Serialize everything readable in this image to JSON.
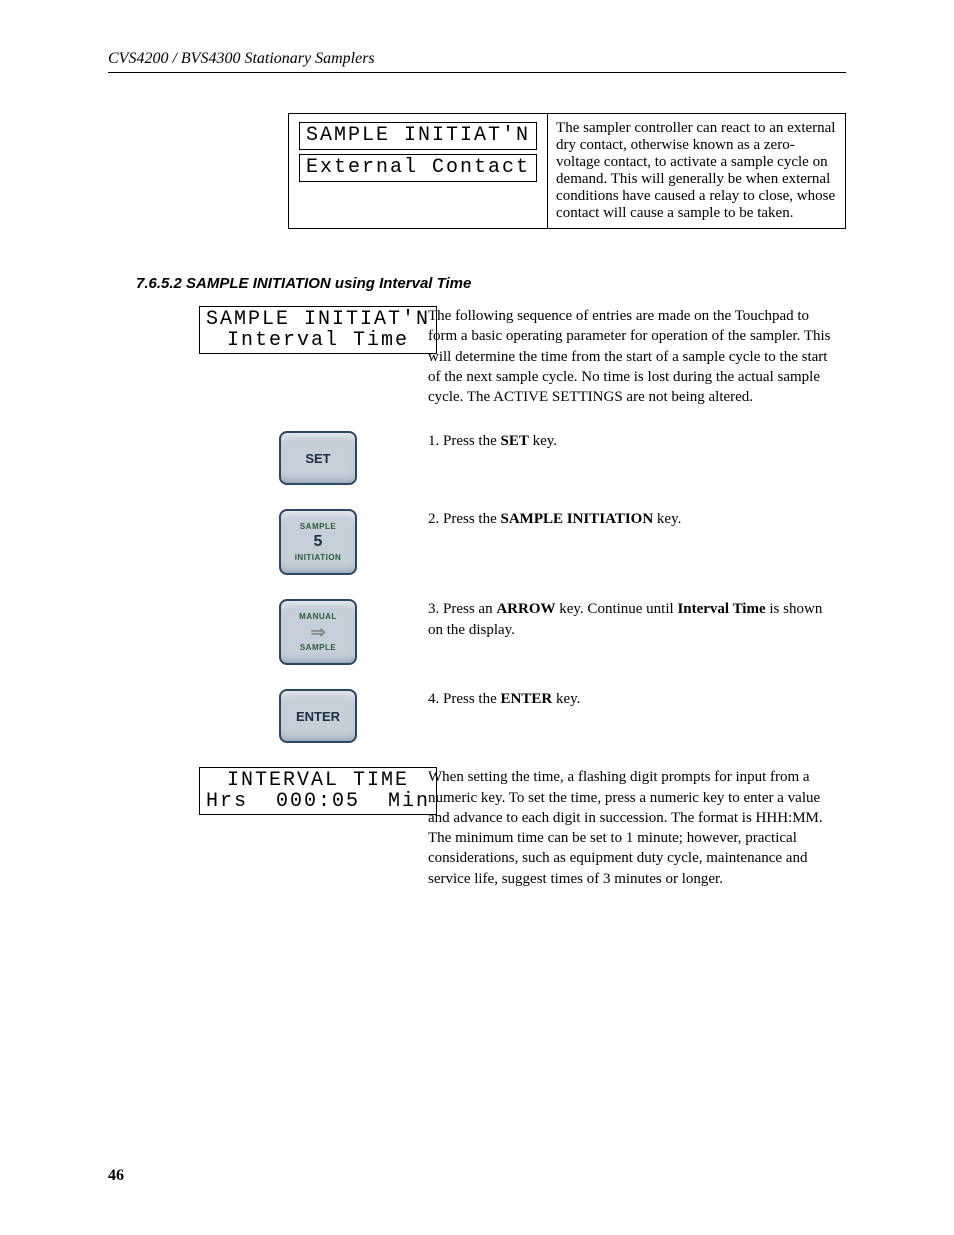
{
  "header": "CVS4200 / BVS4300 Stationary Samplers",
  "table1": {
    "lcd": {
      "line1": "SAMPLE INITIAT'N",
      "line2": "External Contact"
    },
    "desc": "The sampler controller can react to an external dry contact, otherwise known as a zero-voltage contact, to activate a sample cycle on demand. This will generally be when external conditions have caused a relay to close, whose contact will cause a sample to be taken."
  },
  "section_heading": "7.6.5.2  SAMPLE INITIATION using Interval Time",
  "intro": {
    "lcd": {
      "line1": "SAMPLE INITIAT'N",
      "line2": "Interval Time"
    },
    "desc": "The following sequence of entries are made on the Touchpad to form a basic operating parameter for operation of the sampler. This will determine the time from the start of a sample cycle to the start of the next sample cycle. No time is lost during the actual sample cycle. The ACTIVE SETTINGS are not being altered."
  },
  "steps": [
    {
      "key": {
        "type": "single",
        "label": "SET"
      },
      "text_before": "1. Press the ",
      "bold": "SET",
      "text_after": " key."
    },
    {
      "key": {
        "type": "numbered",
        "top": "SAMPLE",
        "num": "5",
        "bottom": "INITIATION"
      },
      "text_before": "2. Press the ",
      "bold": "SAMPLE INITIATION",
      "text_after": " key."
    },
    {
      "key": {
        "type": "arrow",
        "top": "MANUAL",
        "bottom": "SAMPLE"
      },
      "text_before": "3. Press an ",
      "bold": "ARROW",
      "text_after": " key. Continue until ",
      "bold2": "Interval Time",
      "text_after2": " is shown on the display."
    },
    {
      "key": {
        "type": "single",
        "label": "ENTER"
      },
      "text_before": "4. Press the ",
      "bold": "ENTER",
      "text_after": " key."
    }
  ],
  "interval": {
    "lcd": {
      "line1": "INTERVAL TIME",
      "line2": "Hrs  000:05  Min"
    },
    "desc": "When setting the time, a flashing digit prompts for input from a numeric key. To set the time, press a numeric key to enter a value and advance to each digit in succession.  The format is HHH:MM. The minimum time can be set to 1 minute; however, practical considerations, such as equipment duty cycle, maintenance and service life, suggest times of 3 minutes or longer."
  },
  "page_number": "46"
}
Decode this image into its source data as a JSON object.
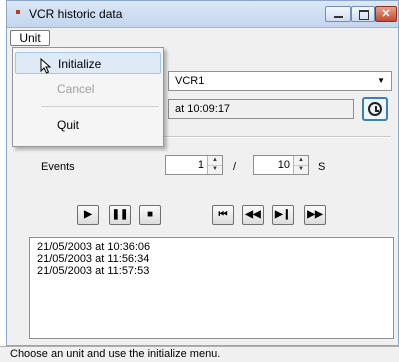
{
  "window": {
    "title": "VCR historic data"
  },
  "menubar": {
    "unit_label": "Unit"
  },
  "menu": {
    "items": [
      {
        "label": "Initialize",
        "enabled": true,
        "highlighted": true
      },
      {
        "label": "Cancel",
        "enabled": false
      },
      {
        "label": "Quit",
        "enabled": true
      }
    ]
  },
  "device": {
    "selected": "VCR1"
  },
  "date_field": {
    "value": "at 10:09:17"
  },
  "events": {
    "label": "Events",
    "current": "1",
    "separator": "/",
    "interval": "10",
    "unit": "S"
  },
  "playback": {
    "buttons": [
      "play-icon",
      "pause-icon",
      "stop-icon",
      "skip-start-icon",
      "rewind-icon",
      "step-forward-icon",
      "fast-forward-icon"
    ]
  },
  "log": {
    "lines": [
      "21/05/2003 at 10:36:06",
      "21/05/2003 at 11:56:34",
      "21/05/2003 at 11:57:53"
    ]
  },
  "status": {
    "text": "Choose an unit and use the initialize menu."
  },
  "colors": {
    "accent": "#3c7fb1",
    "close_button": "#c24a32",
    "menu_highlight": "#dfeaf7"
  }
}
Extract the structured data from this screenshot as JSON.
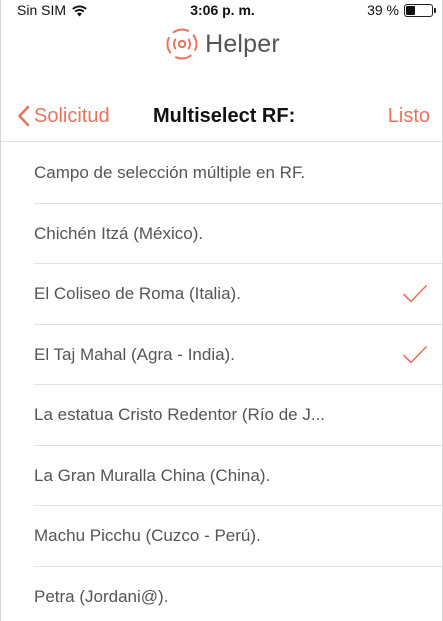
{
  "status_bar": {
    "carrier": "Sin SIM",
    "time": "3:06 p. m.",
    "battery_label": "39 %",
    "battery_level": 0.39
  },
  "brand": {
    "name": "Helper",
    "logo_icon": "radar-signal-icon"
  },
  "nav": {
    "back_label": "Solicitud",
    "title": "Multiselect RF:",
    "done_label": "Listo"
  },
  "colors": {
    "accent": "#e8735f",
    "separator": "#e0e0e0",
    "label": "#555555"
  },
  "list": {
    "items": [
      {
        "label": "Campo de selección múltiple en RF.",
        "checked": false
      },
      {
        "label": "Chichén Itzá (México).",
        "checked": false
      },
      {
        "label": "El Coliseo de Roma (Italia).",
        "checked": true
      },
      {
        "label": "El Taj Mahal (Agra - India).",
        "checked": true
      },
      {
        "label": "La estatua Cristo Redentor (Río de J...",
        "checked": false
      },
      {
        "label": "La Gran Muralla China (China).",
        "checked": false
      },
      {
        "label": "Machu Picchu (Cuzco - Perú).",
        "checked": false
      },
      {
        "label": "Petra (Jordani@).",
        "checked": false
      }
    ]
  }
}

..........

Your task. Quote the records in full and exactly; skip any image.

Task output.
Serialize everything readable in this image to JSON.
{
  "header": "CVS4200 / BVS4300 Stationary Samplers",
  "table1": {
    "lcd": {
      "line1": "SAMPLE INITIAT'N",
      "line2": "External Contact"
    },
    "desc": "The sampler controller can react to an external dry contact, otherwise known as a zero-voltage contact, to activate a sample cycle on demand. This will generally be when external conditions have caused a relay to close, whose contact will cause a sample to be taken."
  },
  "section_heading": "7.6.5.2  SAMPLE INITIATION using Interval Time",
  "intro": {
    "lcd": {
      "line1": "SAMPLE INITIAT'N",
      "line2": "Interval Time"
    },
    "desc": "The following sequence of entries are made on the Touchpad to form a basic operating parameter for operation of the sampler. This will determine the time from the start of a sample cycle to the start of the next sample cycle. No time is lost during the actual sample cycle. The ACTIVE SETTINGS are not being altered."
  },
  "steps": [
    {
      "key": {
        "type": "single",
        "label": "SET"
      },
      "text_before": "1. Press the ",
      "bold": "SET",
      "text_after": " key."
    },
    {
      "key": {
        "type": "numbered",
        "top": "SAMPLE",
        "num": "5",
        "bottom": "INITIATION"
      },
      "text_before": "2. Press the ",
      "bold": "SAMPLE INITIATION",
      "text_after": " key."
    },
    {
      "key": {
        "type": "arrow",
        "top": "MANUAL",
        "bottom": "SAMPLE"
      },
      "text_before": "3. Press an ",
      "bold": "ARROW",
      "text_after": " key. Continue until ",
      "bold2": "Interval Time",
      "text_after2": " is shown on the display."
    },
    {
      "key": {
        "type": "single",
        "label": "ENTER"
      },
      "text_before": "4. Press the ",
      "bold": "ENTER",
      "text_after": " key."
    }
  ],
  "interval": {
    "lcd": {
      "line1": "INTERVAL TIME",
      "line2": "Hrs  000:05  Min"
    },
    "desc": "When setting the time, a flashing digit prompts for input from a numeric key. To set the time, press a numeric key to enter a value and advance to each digit in succession.  The format is HHH:MM. The minimum time can be set to 1 minute; however, practical considerations, such as equipment duty cycle, maintenance and service life, suggest times of 3 minutes or longer."
  },
  "page_number": "46"
}
Decode this image into its source data as a JSON object.
{
  "window": {
    "title": "VCR historic data"
  },
  "menubar": {
    "unit_label": "Unit"
  },
  "menu": {
    "items": [
      {
        "label": "Initialize",
        "enabled": true,
        "highlighted": true
      },
      {
        "label": "Cancel",
        "enabled": false
      },
      {
        "label": "Quit",
        "enabled": true
      }
    ]
  },
  "device": {
    "selected": "VCR1"
  },
  "date_field": {
    "value": "at 10:09:17"
  },
  "events": {
    "label": "Events",
    "current": "1",
    "separator": "/",
    "interval": "10",
    "unit": "S"
  },
  "playback": {
    "buttons": [
      "play-icon",
      "pause-icon",
      "stop-icon",
      "skip-start-icon",
      "rewind-icon",
      "step-forward-icon",
      "fast-forward-icon"
    ]
  },
  "log": {
    "lines": [
      "21/05/2003 at 10:36:06",
      "21/05/2003 at 11:56:34",
      "21/05/2003 at 11:57:53"
    ]
  },
  "status": {
    "text": "Choose an unit and use the initialize menu."
  },
  "colors": {
    "accent": "#3c7fb1",
    "close_button": "#c24a32",
    "menu_highlight": "#dfeaf7"
  }
}
Extract the structured data from this screenshot as JSON.
{
  "status_bar": {
    "carrier": "Sin SIM",
    "time": "3:06 p. m.",
    "battery_label": "39 %",
    "battery_level": 0.39
  },
  "brand": {
    "name": "Helper",
    "logo_icon": "radar-signal-icon"
  },
  "nav": {
    "back_label": "Solicitud",
    "title": "Multiselect RF:",
    "done_label": "Listo"
  },
  "colors": {
    "accent": "#e8735f",
    "separator": "#e0e0e0",
    "label": "#555555"
  },
  "list": {
    "items": [
      {
        "label": "Campo de selección múltiple en RF.",
        "checked": false
      },
      {
        "label": "Chichén Itzá (México).",
        "checked": false
      },
      {
        "label": "El Coliseo de Roma (Italia).",
        "checked": true
      },
      {
        "label": "El Taj Mahal (Agra - India).",
        "checked": true
      },
      {
        "label": "La estatua Cristo Redentor (Río de J...",
        "checked": false
      },
      {
        "label": "La Gran Muralla China (China).",
        "checked": false
      },
      {
        "label": "Machu Picchu (Cuzco - Perú).",
        "checked": false
      },
      {
        "label": "Petra (Jordani@).",
        "checked": false
      }
    ]
  }
}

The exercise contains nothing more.